▶ Data:
#####

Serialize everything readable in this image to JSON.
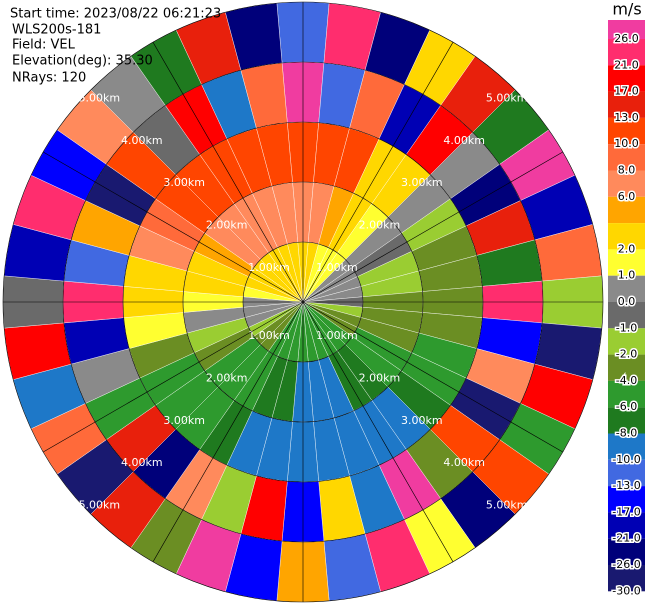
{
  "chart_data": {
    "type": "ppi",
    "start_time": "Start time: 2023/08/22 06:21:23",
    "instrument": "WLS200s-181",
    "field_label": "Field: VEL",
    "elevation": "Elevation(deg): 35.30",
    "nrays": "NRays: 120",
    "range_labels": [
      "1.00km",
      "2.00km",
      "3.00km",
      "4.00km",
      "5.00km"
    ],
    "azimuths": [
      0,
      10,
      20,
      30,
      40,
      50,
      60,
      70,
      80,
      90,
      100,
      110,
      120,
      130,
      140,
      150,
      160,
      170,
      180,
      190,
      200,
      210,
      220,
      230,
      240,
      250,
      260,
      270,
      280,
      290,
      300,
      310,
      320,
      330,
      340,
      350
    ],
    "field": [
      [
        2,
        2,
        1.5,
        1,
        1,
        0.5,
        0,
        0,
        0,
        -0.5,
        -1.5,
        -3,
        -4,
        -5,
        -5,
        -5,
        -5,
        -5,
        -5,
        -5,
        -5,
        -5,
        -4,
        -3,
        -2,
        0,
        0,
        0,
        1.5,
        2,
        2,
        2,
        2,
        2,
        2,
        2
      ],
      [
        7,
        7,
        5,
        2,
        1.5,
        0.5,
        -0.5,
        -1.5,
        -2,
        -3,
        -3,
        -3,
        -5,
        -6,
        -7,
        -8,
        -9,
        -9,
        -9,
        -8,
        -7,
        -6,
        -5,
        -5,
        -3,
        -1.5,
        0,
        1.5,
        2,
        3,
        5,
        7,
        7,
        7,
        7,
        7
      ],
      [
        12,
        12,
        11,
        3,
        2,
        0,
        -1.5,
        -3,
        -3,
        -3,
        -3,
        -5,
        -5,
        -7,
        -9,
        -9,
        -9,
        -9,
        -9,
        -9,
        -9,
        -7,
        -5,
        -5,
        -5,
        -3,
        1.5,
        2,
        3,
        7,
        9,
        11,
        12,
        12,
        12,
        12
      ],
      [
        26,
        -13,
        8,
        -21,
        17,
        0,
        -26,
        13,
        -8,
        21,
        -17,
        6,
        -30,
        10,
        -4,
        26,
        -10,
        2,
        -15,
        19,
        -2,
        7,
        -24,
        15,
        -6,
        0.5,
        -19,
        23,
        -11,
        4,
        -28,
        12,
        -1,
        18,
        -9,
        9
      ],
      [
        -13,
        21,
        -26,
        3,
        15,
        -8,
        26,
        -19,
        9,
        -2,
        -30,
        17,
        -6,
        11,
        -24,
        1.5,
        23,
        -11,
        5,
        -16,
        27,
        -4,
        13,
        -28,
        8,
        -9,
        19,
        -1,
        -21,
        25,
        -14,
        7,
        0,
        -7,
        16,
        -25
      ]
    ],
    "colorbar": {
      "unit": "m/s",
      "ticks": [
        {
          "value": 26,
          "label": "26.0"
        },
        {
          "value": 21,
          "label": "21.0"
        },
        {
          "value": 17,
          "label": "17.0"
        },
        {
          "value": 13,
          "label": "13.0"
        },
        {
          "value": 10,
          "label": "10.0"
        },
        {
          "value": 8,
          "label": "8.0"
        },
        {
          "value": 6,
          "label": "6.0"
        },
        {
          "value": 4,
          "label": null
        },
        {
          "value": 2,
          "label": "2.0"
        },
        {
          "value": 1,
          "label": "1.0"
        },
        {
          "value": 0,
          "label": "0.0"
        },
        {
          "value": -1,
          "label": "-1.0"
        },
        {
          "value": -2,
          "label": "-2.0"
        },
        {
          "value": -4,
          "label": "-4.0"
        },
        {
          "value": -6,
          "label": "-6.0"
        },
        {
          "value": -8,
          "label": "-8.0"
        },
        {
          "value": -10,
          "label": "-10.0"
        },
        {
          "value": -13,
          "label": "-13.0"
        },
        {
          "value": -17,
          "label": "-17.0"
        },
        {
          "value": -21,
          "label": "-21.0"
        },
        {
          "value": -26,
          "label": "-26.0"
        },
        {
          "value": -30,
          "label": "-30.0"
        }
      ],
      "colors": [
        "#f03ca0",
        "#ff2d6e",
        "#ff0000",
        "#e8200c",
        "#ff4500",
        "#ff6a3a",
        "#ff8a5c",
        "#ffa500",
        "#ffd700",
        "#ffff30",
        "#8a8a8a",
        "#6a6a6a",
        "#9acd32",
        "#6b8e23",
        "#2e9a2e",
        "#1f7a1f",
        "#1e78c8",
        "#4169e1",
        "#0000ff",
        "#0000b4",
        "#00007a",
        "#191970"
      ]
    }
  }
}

#####

▶ Problem: Write out the entries above verbatim; the pictures do not belong in your copy.

▶ Response for this exercise:
Serialize everything readable in this image to JSON.
{
  "chart_data": {
    "type": "ppi",
    "start_time": "Start time: 2023/08/22 06:21:23",
    "instrument": "WLS200s-181",
    "field_label": "Field: VEL",
    "elevation": "Elevation(deg): 35.30",
    "nrays": "NRays: 120",
    "range_labels": [
      "1.00km",
      "2.00km",
      "3.00km",
      "4.00km",
      "5.00km"
    ],
    "azimuths": [
      0,
      10,
      20,
      30,
      40,
      50,
      60,
      70,
      80,
      90,
      100,
      110,
      120,
      130,
      140,
      150,
      160,
      170,
      180,
      190,
      200,
      210,
      220,
      230,
      240,
      250,
      260,
      270,
      280,
      290,
      300,
      310,
      320,
      330,
      340,
      350
    ],
    "field": [
      [
        2,
        2,
        1.5,
        1,
        1,
        0.5,
        0,
        0,
        0,
        -0.5,
        -1.5,
        -3,
        -4,
        -5,
        -5,
        -5,
        -5,
        -5,
        -5,
        -5,
        -5,
        -5,
        -4,
        -3,
        -2,
        0,
        0,
        0,
        1.5,
        2,
        2,
        2,
        2,
        2,
        2,
        2
      ],
      [
        7,
        7,
        5,
        2,
        1.5,
        0.5,
        -0.5,
        -1.5,
        -2,
        -3,
        -3,
        -3,
        -5,
        -6,
        -7,
        -8,
        -9,
        -9,
        -9,
        -8,
        -7,
        -6,
        -5,
        -5,
        -3,
        -1.5,
        0,
        1.5,
        2,
        3,
        5,
        7,
        7,
        7,
        7,
        7
      ],
      [
        12,
        12,
        11,
        3,
        2,
        0,
        -1.5,
        -3,
        -3,
        -3,
        -3,
        -5,
        -5,
        -7,
        -9,
        -9,
        -9,
        -9,
        -9,
        -9,
        -9,
        -7,
        -5,
        -5,
        -5,
        -3,
        1.5,
        2,
        3,
        7,
        9,
        11,
        12,
        12,
        12,
        12
      ],
      [
        26,
        -13,
        8,
        -21,
        17,
        0,
        -26,
        13,
        -8,
        21,
        -17,
        6,
        -30,
        10,
        -4,
        26,
        -10,
        2,
        -15,
        19,
        -2,
        7,
        -24,
        15,
        -6,
        0.5,
        -19,
        23,
        -11,
        4,
        -28,
        12,
        -1,
        18,
        -9,
        9
      ],
      [
        -13,
        21,
        -26,
        3,
        15,
        -8,
        26,
        -19,
        9,
        -2,
        -30,
        17,
        -6,
        11,
        -24,
        1.5,
        23,
        -11,
        5,
        -16,
        27,
        -4,
        13,
        -28,
        8,
        -9,
        19,
        -1,
        -21,
        25,
        -14,
        7,
        0,
        -7,
        16,
        -25
      ]
    ],
    "colorbar": {
      "unit": "m/s",
      "ticks": [
        {
          "value": 26,
          "label": "26.0"
        },
        {
          "value": 21,
          "label": "21.0"
        },
        {
          "value": 17,
          "label": "17.0"
        },
        {
          "value": 13,
          "label": "13.0"
        },
        {
          "value": 10,
          "label": "10.0"
        },
        {
          "value": 8,
          "label": "8.0"
        },
        {
          "value": 6,
          "label": "6.0"
        },
        {
          "value": 4,
          "label": null
        },
        {
          "value": 2,
          "label": "2.0"
        },
        {
          "value": 1,
          "label": "1.0"
        },
        {
          "value": 0,
          "label": "0.0"
        },
        {
          "value": -1,
          "label": "-1.0"
        },
        {
          "value": -2,
          "label": "-2.0"
        },
        {
          "value": -4,
          "label": "-4.0"
        },
        {
          "value": -6,
          "label": "-6.0"
        },
        {
          "value": -8,
          "label": "-8.0"
        },
        {
          "value": -10,
          "label": "-10.0"
        },
        {
          "value": -13,
          "label": "-13.0"
        },
        {
          "value": -17,
          "label": "-17.0"
        },
        {
          "value": -21,
          "label": "-21.0"
        },
        {
          "value": -26,
          "label": "-26.0"
        },
        {
          "value": -30,
          "label": "-30.0"
        }
      ],
      "colors": [
        "#f03ca0",
        "#ff2d6e",
        "#ff0000",
        "#e8200c",
        "#ff4500",
        "#ff6a3a",
        "#ff8a5c",
        "#ffa500",
        "#ffd700",
        "#ffff30",
        "#8a8a8a",
        "#6a6a6a",
        "#9acd32",
        "#6b8e23",
        "#2e9a2e",
        "#1f7a1f",
        "#1e78c8",
        "#4169e1",
        "#0000ff",
        "#0000b4",
        "#00007a",
        "#191970"
      ]
    }
  }
}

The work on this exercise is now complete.